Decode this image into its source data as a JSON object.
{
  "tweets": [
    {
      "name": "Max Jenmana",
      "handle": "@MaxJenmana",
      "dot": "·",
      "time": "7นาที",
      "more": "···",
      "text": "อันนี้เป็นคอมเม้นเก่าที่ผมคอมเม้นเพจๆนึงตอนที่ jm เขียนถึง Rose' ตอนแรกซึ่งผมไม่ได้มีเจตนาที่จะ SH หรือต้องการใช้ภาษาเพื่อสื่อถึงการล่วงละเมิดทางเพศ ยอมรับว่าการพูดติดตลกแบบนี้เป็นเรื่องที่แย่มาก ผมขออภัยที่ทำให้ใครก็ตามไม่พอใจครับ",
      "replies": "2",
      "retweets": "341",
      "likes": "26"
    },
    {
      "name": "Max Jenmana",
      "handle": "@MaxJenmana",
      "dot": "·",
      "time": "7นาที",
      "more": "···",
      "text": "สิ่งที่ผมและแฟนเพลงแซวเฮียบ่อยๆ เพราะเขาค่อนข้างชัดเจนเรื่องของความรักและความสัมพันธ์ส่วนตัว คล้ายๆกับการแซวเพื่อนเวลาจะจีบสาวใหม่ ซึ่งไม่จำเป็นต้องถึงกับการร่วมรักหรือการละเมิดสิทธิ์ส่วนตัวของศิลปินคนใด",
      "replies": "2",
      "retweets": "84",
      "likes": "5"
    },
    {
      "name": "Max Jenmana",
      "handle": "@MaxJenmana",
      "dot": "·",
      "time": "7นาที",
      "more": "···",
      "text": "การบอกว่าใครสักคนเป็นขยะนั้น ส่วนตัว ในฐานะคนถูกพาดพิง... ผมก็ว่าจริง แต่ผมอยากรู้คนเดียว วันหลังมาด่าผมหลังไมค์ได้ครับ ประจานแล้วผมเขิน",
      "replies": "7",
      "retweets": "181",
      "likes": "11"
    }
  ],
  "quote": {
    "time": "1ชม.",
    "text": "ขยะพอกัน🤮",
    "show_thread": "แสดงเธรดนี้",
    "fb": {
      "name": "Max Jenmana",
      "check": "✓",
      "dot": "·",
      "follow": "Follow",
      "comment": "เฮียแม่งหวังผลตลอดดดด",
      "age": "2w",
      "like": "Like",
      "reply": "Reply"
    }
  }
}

OBJECTIVE:
Each line of the listing should be echoed back exactly.

PROBLEM SOLUTION:
Decode this image into its source data as a JSON object.
{
  "tweets": [
    {
      "name": "Max Jenmana",
      "handle": "@MaxJenmana",
      "dot": "·",
      "time": "7นาที",
      "more": "···",
      "text": "อันนี้เป็นคอมเม้นเก่าที่ผมคอมเม้นเพจๆนึงตอนที่ jm เขียนถึง Rose' ตอนแรกซึ่งผมไม่ได้มีเจตนาที่จะ SH หรือต้องการใช้ภาษาเพื่อสื่อถึงการล่วงละเมิดทางเพศ ยอมรับว่าการพูดติดตลกแบบนี้เป็นเรื่องที่แย่มาก ผมขออภัยที่ทำให้ใครก็ตามไม่พอใจครับ",
      "replies": "2",
      "retweets": "341",
      "likes": "26"
    },
    {
      "name": "Max Jenmana",
      "handle": "@MaxJenmana",
      "dot": "·",
      "time": "7นาที",
      "more": "···",
      "text": "สิ่งที่ผมและแฟนเพลงแซวเฮียบ่อยๆ เพราะเขาค่อนข้างชัดเจนเรื่องของความรักและความสัมพันธ์ส่วนตัว คล้ายๆกับการแซวเพื่อนเวลาจะจีบสาวใหม่ ซึ่งไม่จำเป็นต้องถึงกับการร่วมรักหรือการละเมิดสิทธิ์ส่วนตัวของศิลปินคนใด",
      "replies": "2",
      "retweets": "84",
      "likes": "5"
    },
    {
      "name": "Max Jenmana",
      "handle": "@MaxJenmana",
      "dot": "·",
      "time": "7นาที",
      "more": "···",
      "text": "การบอกว่าใครสักคนเป็นขยะนั้น ส่วนตัว ในฐานะคนถูกพาดพิง... ผมก็ว่าจริง แต่ผมอยากรู้คนเดียว วันหลังมาด่าผมหลังไมค์ได้ครับ ประจานแล้วผมเขิน",
      "replies": "7",
      "retweets": "181",
      "likes": "11"
    }
  ],
  "quote": {
    "time": "1ชม.",
    "text": "ขยะพอกัน🤮",
    "show_thread": "แสดงเธรดนี้",
    "fb": {
      "name": "Max Jenmana",
      "check": "✓",
      "dot": "·",
      "follow": "Follow",
      "comment": "เฮียแม่งหวังผลตลอดดดด",
      "age": "2w",
      "like": "Like",
      "reply": "Reply"
    }
  }
}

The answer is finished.